→ **PROBLEM TO WORK ON**
Omit every picture, then give all the entries again exactly.

[Start INFORMATION SUPPLIED]

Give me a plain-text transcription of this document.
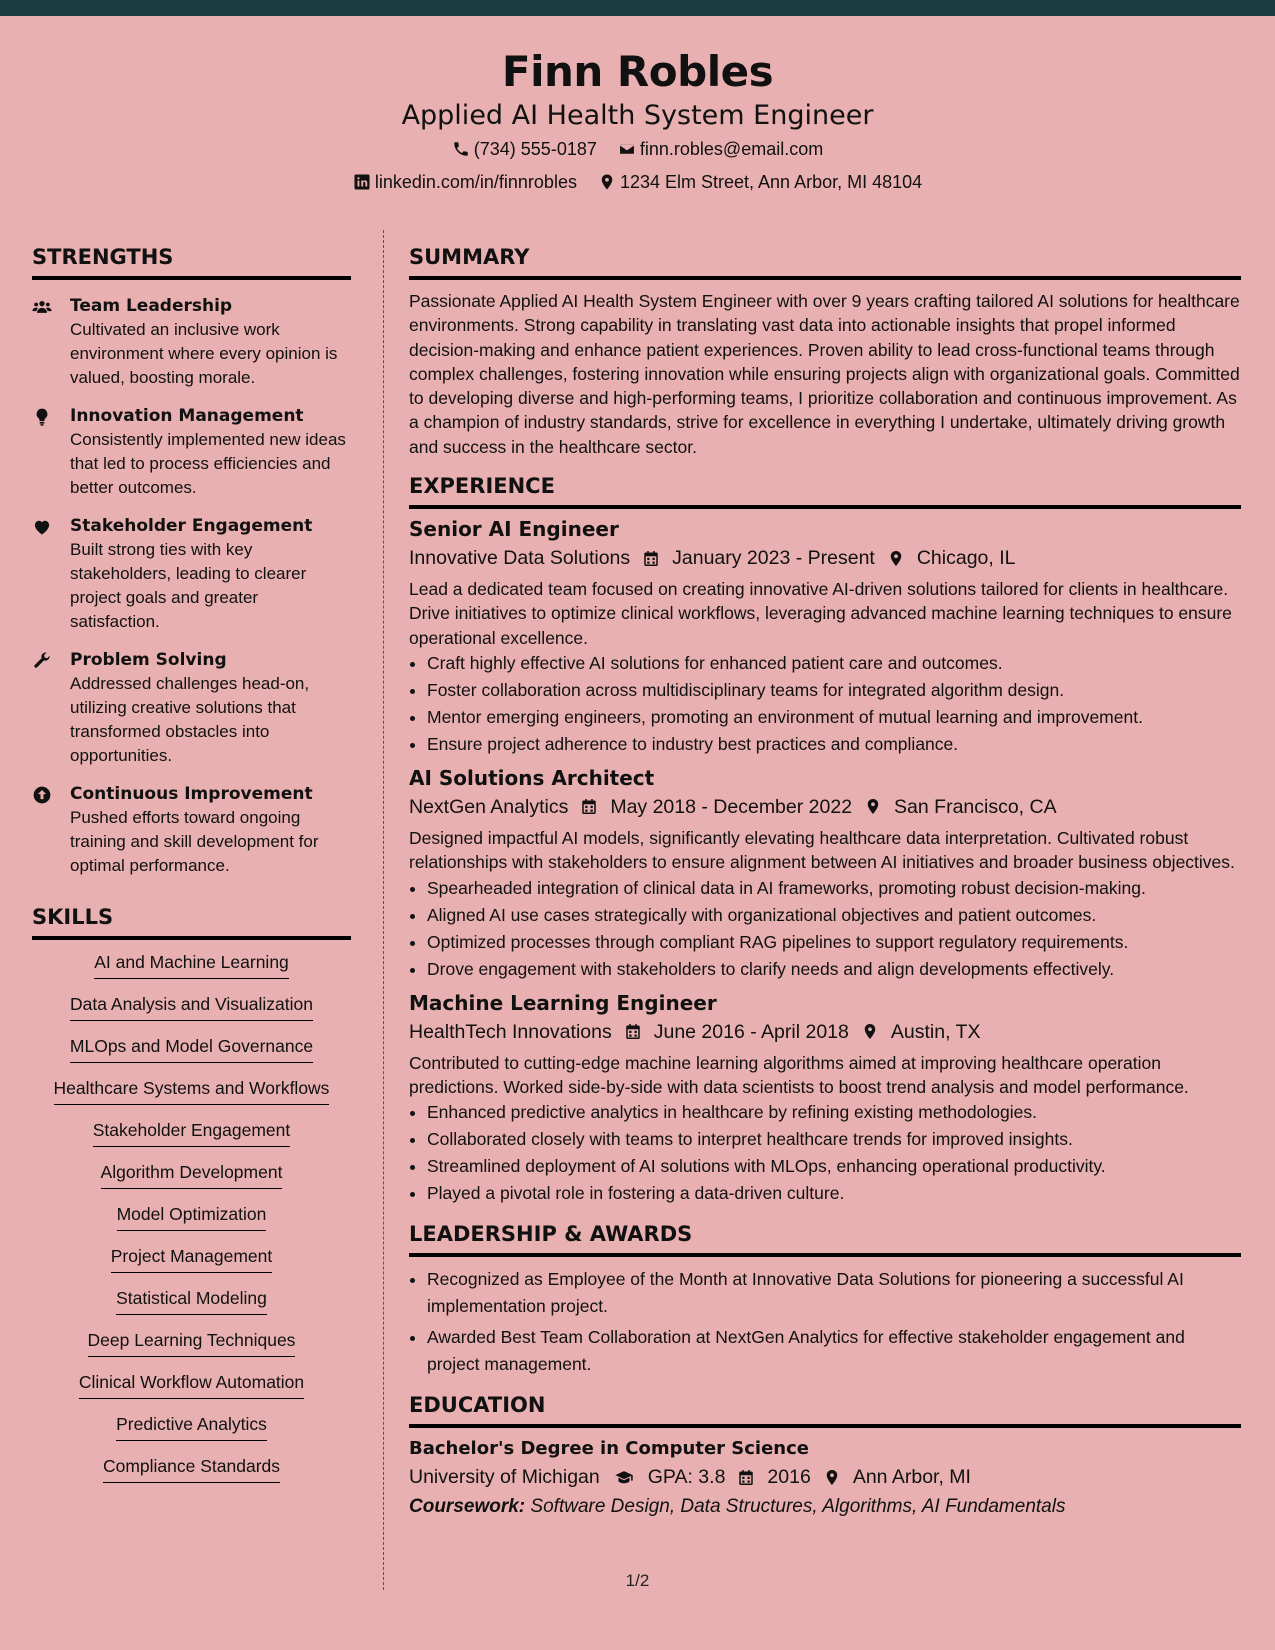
Finn Robles
Applied AI Health System Engineer
(734) 555-0187
finn.robles@email.com
linkedin.com/in/finnrobles
1234 Elm Street, Ann Arbor, MI 48104
STRENGTHS
Team Leadership
Cultivated an inclusive work environment where every opinion is valued, boosting morale.
Innovation Management
Consistently implemented new ideas that led to process efficiencies and better outcomes.
Stakeholder Engagement
Built strong ties with key stakeholders, leading to clearer project goals and greater satisfaction.
Problem Solving
Addressed challenges head-on, utilizing creative solutions that transformed obstacles into opportunities.
Continuous Improvement
Pushed efforts toward ongoing training and skill development for optimal performance.
SKILLS
AI and Machine Learning
Data Analysis and Visualization
MLOps and Model Governance
Healthcare Systems and Workflows
Stakeholder Engagement
Algorithm Development
Model Optimization
Project Management
Statistical Modeling
Deep Learning Techniques
Clinical Workflow Automation
Predictive Analytics
Compliance Standards
SUMMARY

Passionate Applied AI Health System Engineer with over 9 years crafting tailored AI solutions for healthcare environments. Strong capability in translating vast data into actionable insights that propel informed decision-making and enhance patient experiences. Proven ability to lead cross-functional teams through complex challenges, fostering innovation while ensuring projects align with organizational goals. Committed to developing diverse and high-performing teams, I prioritize collaboration and continuous improvement. As a champion of industry standards, strive for excellence in everything I undertake, ultimately driving growth and success in the healthcare sector.

EXPERIENCE
Senior AI Engineer
Innovative Data Solutions January 2023 - Present Chicago, IL
Lead a dedicated team focused on creating innovative AI-driven solutions tailored for clients in healthcare. Drive initiatives to optimize clinical workflows, leveraging advanced machine learning techniques to ensure operational excellence.
• Craft highly effective AI solutions for enhanced patient care and outcomes.
• Foster collaboration across multidisciplinary teams for integrated algorithm design.
• Mentor emerging engineers, promoting an environment of mutual learning and improvement.
• Ensure project adherence to industry best practices and compliance.
AI Solutions Architect
NextGen Analytics May 2018 - December 2022 San Francisco, CA
Designed impactful AI models, significantly elevating healthcare data interpretation. Cultivated robust relationships with stakeholders to ensure alignment between AI initiatives and broader business objectives.
• Spearheaded integration of clinical data in AI frameworks, promoting robust decision-making.
• Aligned AI use cases strategically with organizational objectives and patient outcomes.
• Optimized processes through compliant RAG pipelines to support regulatory requirements.
• Drove engagement with stakeholders to clarify needs and align developments effectively.
Machine Learning Engineer
HealthTech Innovations June 2016 - April 2018 Austin, TX
Contributed to cutting-edge machine learning algorithms aimed at improving healthcare operation predictions. Worked side-by-side with data scientists to boost trend analysis and model performance.
• Enhanced predictive analytics in healthcare by refining existing methodologies.
• Collaborated closely with teams to interpret healthcare trends for improved insights.
• Streamlined deployment of AI solutions with MLOps, enhancing operational productivity.
• Played a pivotal role in fostering a data-driven culture.
LEADERSHIP & AWARDS
• Recognized as Employee of the Month at Innovative Data Solutions for pioneering a successful AI implementation project.
• Awarded Best Team Collaboration at NextGen Analytics for effective stakeholder engagement and project management.
EDUCATION
Bachelor's Degree in Computer Science
University of Michigan GPA: 3.8 2016 Ann Arbor, MI
Coursework: Software Design, Data Structures, Algorithms, AI Fundamentals
1/2
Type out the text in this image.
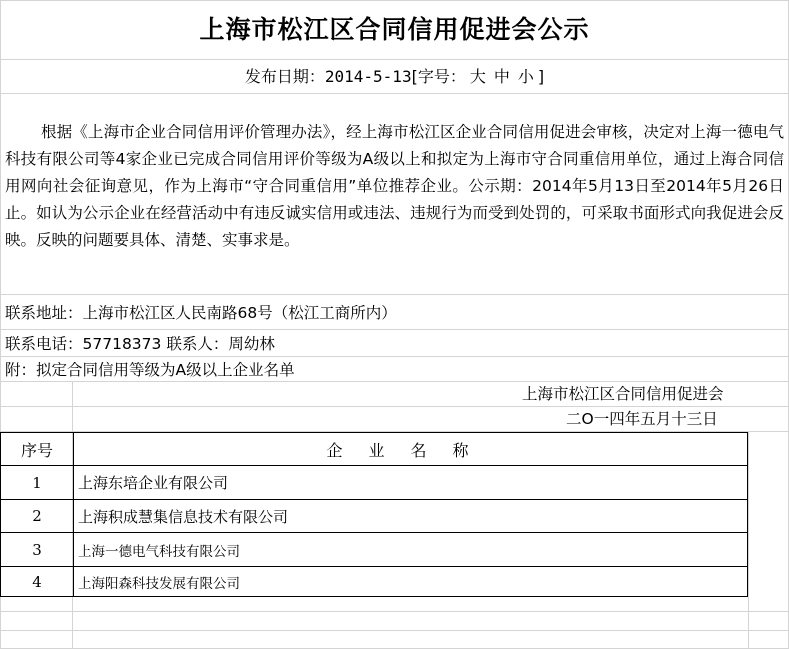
上海市松江区合同信用促进会公示
发布日期：2014-5-13[字号： 大 中 小 ]
根据《上海市企业合同信用评价管理办法》，经上海市松江区企业合同信用促进会审核，决定对上海一德电气科技有限公司等4家企业已完成合同信用评价等级为A级以上和拟定为上海市守合同重信用单位，通过上海合同信用网向社会征询意见，作为上海市“守合同重信用”单位推荐企业。公示期：2014年5月13日至2014年5月26日止。如认为公示企业在经营活动中有违反诚实信用或违法、违规行为而受到处罚的，可采取书面形式向我促进会反映。反映的问题要具体、清楚、实事求是。
联系地址：上海市松江区人民南路68号（松江工商所内）
联系电话：57718373 联系人：周幼林
附：拟定合同信用等级为A级以上企业名单
上海市松江区合同信用促进会
二O一四年五月十三日
序号	企业名称
1	上海东培企业有限公司
2	上海积成慧集信息技术有限公司
3	上海一德电气科技有限公司
4	上海阳森科技发展有限公司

[End INFORMATION SUPPLIED]

→ **OUTPUT BELOW**
Give me a plain-text transcription of this document.
Finn Robles
Applied AI Health System Engineer
(734) 555-0187
finn.robles@email.com
linkedin.com/in/finnrobles
1234 Elm Street, Ann Arbor, MI 48104
STRENGTHS
Team Leadership
Cultivated an inclusive work environment where every opinion is valued, boosting morale.
Innovation Management
Consistently implemented new ideas that led to process efficiencies and better outcomes.
Stakeholder Engagement
Built strong ties with key stakeholders, leading to clearer project goals and greater satisfaction.
Problem Solving
Addressed challenges head-on, utilizing creative solutions that transformed obstacles into opportunities.
Continuous Improvement
Pushed efforts toward ongoing training and skill development for optimal performance.
SKILLS
AI and Machine Learning
Data Analysis and Visualization
MLOps and Model Governance
Healthcare Systems and Workflows
Stakeholder Engagement
Algorithm Development
Model Optimization
Project Management
Statistical Modeling
Deep Learning Techniques
Clinical Workflow Automation
Predictive Analytics
Compliance Standards
SUMMARY

Passionate Applied AI Health System Engineer with over 9 years crafting tailored AI solutions for healthcare environments. Strong capability in translating vast data into actionable insights that propel informed decision-making and enhance patient experiences. Proven ability to lead cross-functional teams through complex challenges, fostering innovation while ensuring projects align with organizational goals. Committed to developing diverse and high-performing teams, I prioritize collaboration and continuous improvement. As a champion of industry standards, strive for excellence in everything I undertake, ultimately driving growth and success in the healthcare sector.

EXPERIENCE
Senior AI Engineer
Innovative Data Solutions January 2023 - Present Chicago, IL
Lead a dedicated team focused on creating innovative AI-driven solutions tailored for clients in healthcare. Drive initiatives to optimize clinical workflows, leveraging advanced machine learning techniques to ensure operational excellence.
• Craft highly effective AI solutions for enhanced patient care and outcomes.
• Foster collaboration across multidisciplinary teams for integrated algorithm design.
• Mentor emerging engineers, promoting an environment of mutual learning and improvement.
• Ensure project adherence to industry best practices and compliance.
AI Solutions Architect
NextGen Analytics May 2018 - December 2022 San Francisco, CA
Designed impactful AI models, significantly elevating healthcare data interpretation. Cultivated robust relationships with stakeholders to ensure alignment between AI initiatives and broader business objectives.
• Spearheaded integration of clinical data in AI frameworks, promoting robust decision-making.
• Aligned AI use cases strategically with organizational objectives and patient outcomes.
• Optimized processes through compliant RAG pipelines to support regulatory requirements.
• Drove engagement with stakeholders to clarify needs and align developments effectively.
Machine Learning Engineer
HealthTech Innovations June 2016 - April 2018 Austin, TX
Contributed to cutting-edge machine learning algorithms aimed at improving healthcare operation predictions. Worked side-by-side with data scientists to boost trend analysis and model performance.
• Enhanced predictive analytics in healthcare by refining existing methodologies.
• Collaborated closely with teams to interpret healthcare trends for improved insights.
• Streamlined deployment of AI solutions with MLOps, enhancing operational productivity.
• Played a pivotal role in fostering a data-driven culture.
LEADERSHIP & AWARDS
• Recognized as Employee of the Month at Innovative Data Solutions for pioneering a successful AI implementation project.
• Awarded Best Team Collaboration at NextGen Analytics for effective stakeholder engagement and project management.
EDUCATION
Bachelor's Degree in Computer Science
University of Michigan GPA: 3.8 2016 Ann Arbor, MI
Coursework: Software Design, Data Structures, Algorithms, AI Fundamentals
1/2
Type out the text in this image.
上海市松江区合同信用促进会公示
发布日期：2014-5-13[字号： 大 中 小 ]
根据《上海市企业合同信用评价管理办法》，经上海市松江区企业合同信用促进会审核，决定对上海一德电气科技有限公司等4家企业已完成合同信用评价等级为A级以上和拟定为上海市守合同重信用单位，通过上海合同信用网向社会征询意见，作为上海市“守合同重信用”单位推荐企业。公示期：2014年5月13日至2014年5月26日止。如认为公示企业在经营活动中有违反诚实信用或违法、违规行为而受到处罚的，可采取书面形式向我促进会反映。反映的问题要具体、清楚、实事求是。
联系地址：上海市松江区人民南路68号（松江工商所内）
联系电话：57718373 联系人：周幼林
附：拟定合同信用等级为A级以上企业名单
上海市松江区合同信用促进会
二O一四年五月十三日
序号	企业名称
1	上海东培企业有限公司
2	上海积成慧集信息技术有限公司
3	上海一德电气科技有限公司
4	上海阳森科技发展有限公司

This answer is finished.